■ Trecho selecionado
------------------------------------------------------------------------

Os leprosos do século XXI

“Os leprosos do século XXI”, texto de Carlinhos Marques, fala do estigma em torno da dependência química e da importância da prevenção e do respeito que precisamos ter, não só com os dependentes químicos, mas com todas as pessoas.

“A sociedade hoje, vem colocando os dependentes químicos no mesmo patamar dos leprosos da época de Jesus, o resto da sociedade, a vergonha, a impureza, os merecedores do castigo divino e humano.    

Aprendi que o tema tem muito mais a ver com nosso cotidiano do que gostaríamos de reconhecer. A sociedade carece de informação, se restringe à audácia da dedução; isso se dá na micro sociedade familiar, e com o próprio usuário; é regra acolhermos pessoas com a estima baixíssima, pois ouviram da sociedade e da família, que se trata de uma simples opção o uso. 

Desde o século passado, a OMS (Organização Mundial da Saúde) considera a dependência química uma doença, mas essa informação não chega na sociedade; chegam sim, notícias policiais, justificando-se a marginalidade e as atitudes dos leprosos do século 21.

------------------------------------------------------------------------

■ Tarefa
Repita, sem nenhuma alteração, a passagem do texto sobre dependência química que vai de "Aprendi que o" até "opção o uso.". As linhas a seguir não têm relação com o texto sobre dependência química.

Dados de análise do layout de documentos
------------------------------------------------------------------------

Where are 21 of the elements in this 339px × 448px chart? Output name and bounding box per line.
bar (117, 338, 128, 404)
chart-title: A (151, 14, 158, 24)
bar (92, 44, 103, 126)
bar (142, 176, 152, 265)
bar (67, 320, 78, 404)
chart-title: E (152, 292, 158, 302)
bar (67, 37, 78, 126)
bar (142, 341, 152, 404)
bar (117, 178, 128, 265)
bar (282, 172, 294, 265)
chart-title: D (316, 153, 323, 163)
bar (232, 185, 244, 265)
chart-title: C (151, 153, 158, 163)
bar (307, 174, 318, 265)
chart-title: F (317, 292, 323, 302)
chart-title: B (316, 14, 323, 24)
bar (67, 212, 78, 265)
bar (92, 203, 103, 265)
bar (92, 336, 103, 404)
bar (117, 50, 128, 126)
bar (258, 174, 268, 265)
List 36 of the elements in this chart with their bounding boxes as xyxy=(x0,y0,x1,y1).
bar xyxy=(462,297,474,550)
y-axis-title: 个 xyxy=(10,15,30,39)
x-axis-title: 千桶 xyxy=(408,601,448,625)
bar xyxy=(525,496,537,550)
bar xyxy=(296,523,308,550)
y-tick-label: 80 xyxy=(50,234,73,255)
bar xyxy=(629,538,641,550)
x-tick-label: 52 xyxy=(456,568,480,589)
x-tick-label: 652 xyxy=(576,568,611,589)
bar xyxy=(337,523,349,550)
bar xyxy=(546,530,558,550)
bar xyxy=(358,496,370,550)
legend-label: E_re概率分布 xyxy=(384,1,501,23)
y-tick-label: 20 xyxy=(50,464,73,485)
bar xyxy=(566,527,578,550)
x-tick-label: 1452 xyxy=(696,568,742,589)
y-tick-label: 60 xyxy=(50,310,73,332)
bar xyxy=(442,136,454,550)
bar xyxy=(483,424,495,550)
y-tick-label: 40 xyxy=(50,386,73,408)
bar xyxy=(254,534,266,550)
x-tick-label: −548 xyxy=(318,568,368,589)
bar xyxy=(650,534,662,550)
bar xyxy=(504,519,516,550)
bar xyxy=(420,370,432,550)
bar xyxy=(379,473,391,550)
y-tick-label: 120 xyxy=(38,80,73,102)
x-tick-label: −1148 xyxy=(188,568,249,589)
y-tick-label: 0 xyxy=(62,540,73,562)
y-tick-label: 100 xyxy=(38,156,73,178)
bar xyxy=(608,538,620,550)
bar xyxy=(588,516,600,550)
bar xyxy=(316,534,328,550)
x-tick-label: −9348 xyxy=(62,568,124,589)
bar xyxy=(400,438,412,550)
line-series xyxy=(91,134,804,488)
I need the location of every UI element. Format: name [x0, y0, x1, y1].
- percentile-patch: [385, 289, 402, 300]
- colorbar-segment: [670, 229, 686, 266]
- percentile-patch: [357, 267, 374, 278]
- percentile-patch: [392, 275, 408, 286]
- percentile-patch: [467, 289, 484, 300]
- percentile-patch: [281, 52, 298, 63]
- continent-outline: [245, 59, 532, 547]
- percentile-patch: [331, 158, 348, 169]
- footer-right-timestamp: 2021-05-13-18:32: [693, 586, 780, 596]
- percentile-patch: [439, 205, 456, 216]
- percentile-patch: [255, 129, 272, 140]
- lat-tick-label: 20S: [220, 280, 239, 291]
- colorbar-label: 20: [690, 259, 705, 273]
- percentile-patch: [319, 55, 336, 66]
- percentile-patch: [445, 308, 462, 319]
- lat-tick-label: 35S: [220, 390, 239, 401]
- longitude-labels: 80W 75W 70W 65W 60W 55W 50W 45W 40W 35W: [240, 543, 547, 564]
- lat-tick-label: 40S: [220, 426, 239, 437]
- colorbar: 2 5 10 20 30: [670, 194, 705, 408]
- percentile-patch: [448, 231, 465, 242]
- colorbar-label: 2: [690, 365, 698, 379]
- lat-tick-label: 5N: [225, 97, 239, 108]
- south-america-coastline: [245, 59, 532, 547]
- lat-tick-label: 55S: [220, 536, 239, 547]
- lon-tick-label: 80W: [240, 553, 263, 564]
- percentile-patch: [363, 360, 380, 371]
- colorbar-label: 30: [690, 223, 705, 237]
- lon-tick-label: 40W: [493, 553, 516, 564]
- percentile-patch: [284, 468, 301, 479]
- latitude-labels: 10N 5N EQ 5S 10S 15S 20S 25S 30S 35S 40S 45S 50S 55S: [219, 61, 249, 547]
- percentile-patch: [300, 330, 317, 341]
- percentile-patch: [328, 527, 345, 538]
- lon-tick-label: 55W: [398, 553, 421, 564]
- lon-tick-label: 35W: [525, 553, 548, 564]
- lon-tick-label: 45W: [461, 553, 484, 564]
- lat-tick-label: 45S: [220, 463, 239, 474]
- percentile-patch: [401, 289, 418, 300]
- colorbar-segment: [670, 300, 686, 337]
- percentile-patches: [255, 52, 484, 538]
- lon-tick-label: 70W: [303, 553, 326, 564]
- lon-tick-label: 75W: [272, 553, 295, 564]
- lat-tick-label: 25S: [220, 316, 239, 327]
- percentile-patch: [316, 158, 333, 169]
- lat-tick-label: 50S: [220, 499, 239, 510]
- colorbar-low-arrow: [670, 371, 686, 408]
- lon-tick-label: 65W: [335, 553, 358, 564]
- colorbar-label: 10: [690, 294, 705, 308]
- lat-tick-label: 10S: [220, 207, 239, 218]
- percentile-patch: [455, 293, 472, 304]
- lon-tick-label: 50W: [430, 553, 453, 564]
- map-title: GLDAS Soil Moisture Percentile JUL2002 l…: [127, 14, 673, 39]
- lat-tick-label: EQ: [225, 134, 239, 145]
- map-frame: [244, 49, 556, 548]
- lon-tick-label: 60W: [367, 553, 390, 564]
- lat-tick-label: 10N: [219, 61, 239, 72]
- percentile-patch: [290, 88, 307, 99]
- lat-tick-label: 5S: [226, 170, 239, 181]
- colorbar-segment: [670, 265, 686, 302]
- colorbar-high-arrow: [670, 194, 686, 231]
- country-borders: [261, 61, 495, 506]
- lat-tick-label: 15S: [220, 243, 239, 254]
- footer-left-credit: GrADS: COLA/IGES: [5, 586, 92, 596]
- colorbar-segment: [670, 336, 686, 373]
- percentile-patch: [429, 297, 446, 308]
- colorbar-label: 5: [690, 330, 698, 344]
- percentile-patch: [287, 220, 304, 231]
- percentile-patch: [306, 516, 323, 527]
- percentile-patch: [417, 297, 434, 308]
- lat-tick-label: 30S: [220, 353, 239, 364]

------------------------------------------------------------------------

■ Resposta
Aprendi que o tema tem muito mais a ver com nosso cotidiano do que gostaríamos de reconhecer. A sociedade carece de informação, se restringe à audácia da dedução; isso se dá na micro sociedade familiar, e com o próprio usuário; é regra acolhermos pessoas com a estima baixíssima, pois ouviram da sociedade e da família, que se trata de uma simples opção o uso.